## Exercise
Output exactly the lines between the line that contains "Type out the text in this image." and the last line of the material, counting both.

## Data listing
····················

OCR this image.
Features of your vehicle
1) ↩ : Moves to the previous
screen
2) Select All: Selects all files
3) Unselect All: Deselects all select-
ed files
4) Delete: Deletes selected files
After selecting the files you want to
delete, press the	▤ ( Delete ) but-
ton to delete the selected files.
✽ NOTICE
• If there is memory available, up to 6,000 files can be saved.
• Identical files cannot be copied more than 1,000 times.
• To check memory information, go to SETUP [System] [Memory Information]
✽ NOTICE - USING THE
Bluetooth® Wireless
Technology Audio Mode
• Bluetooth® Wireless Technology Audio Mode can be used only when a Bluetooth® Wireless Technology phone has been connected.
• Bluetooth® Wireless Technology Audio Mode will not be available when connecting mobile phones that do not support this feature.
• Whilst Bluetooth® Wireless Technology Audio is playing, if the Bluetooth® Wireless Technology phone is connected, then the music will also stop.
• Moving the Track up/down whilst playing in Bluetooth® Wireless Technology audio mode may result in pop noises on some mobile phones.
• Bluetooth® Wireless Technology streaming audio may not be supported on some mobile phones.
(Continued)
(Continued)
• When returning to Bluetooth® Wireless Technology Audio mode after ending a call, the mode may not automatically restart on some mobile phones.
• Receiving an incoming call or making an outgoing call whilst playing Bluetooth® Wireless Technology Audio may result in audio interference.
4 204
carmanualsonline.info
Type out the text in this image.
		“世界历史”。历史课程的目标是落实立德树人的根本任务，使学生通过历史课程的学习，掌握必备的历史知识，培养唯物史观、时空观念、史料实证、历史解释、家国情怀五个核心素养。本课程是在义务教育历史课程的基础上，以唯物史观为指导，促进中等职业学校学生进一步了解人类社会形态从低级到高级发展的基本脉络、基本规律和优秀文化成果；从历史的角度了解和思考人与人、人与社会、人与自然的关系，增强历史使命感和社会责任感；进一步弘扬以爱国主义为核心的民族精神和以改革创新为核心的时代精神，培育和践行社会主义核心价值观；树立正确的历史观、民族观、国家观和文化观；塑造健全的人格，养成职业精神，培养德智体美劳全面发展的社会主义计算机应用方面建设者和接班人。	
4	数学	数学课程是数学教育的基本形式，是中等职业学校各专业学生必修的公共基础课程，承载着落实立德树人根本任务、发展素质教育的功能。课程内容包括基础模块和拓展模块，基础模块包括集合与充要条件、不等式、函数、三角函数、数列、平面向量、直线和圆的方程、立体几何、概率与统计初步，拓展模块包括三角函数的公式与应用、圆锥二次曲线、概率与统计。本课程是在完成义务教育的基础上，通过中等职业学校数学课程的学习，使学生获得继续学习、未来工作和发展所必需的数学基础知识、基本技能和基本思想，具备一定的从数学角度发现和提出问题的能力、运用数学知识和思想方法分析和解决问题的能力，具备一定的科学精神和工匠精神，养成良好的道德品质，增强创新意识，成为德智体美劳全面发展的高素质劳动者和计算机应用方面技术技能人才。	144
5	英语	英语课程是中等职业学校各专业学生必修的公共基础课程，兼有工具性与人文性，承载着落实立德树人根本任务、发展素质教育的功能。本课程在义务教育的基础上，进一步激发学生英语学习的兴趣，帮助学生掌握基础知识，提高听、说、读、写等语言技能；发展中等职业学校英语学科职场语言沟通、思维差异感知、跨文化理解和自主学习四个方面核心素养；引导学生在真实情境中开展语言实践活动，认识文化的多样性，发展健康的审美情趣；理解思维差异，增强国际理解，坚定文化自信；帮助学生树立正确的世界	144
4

····················

## The response
Type out the text in this image.
		“世界历史”。历史课程的目标是落实立德树人的根本任务，使学生通过历史课程的学习，掌握必备的历史知识，培养唯物史观、时空观念、史料实证、历史解释、家国情怀五个核心素养。本课程是在义务教育历史课程的基础上，以唯物史观为指导，促进中等职业学校学生进一步了解人类社会形态从低级到高级发展的基本脉络、基本规律和优秀文化成果；从历史的角度了解和思考人与人、人与社会、人与自然的关系，增强历史使命感和社会责任感；进一步弘扬以爱国主义为核心的民族精神和以改革创新为核心的时代精神，培育和践行社会主义核心价值观；树立正确的历史观、民族观、国家观和文化观；塑造健全的人格，养成职业精神，培养德智体美劳全面发展的社会主义计算机应用方面建设者和接班人。	
4	数学	数学课程是数学教育的基本形式，是中等职业学校各专业学生必修的公共基础课程，承载着落实立德树人根本任务、发展素质教育的功能。课程内容包括基础模块和拓展模块，基础模块包括集合与充要条件、不等式、函数、三角函数、数列、平面向量、直线和圆的方程、立体几何、概率与统计初步，拓展模块包括三角函数的公式与应用、圆锥二次曲线、概率与统计。本课程是在完成义务教育的基础上，通过中等职业学校数学课程的学习，使学生获得继续学习、未来工作和发展所必需的数学基础知识、基本技能和基本思想，具备一定的从数学角度发现和提出问题的能力、运用数学知识和思想方法分析和解决问题的能力，具备一定的科学精神和工匠精神，养成良好的道德品质，增强创新意识，成为德智体美劳全面发展的高素质劳动者和计算机应用方面技术技能人才。	144
5	英语	英语课程是中等职业学校各专业学生必修的公共基础课程，兼有工具性与人文性，承载着落实立德树人根本任务、发展素质教育的功能。本课程在义务教育的基础上，进一步激发学生英语学习的兴趣，帮助学生掌握基础知识，提高听、说、读、写等语言技能；发展中等职业学校英语学科职场语言沟通、思维差异感知、跨文化理解和自主学习四个方面核心素养；引导学生在真实情境中开展语言实践活动，认识文化的多样性，发展健康的审美情趣；理解思维差异，增强国际理解，坚定文化自信；帮助学生树立正确的世界	144
4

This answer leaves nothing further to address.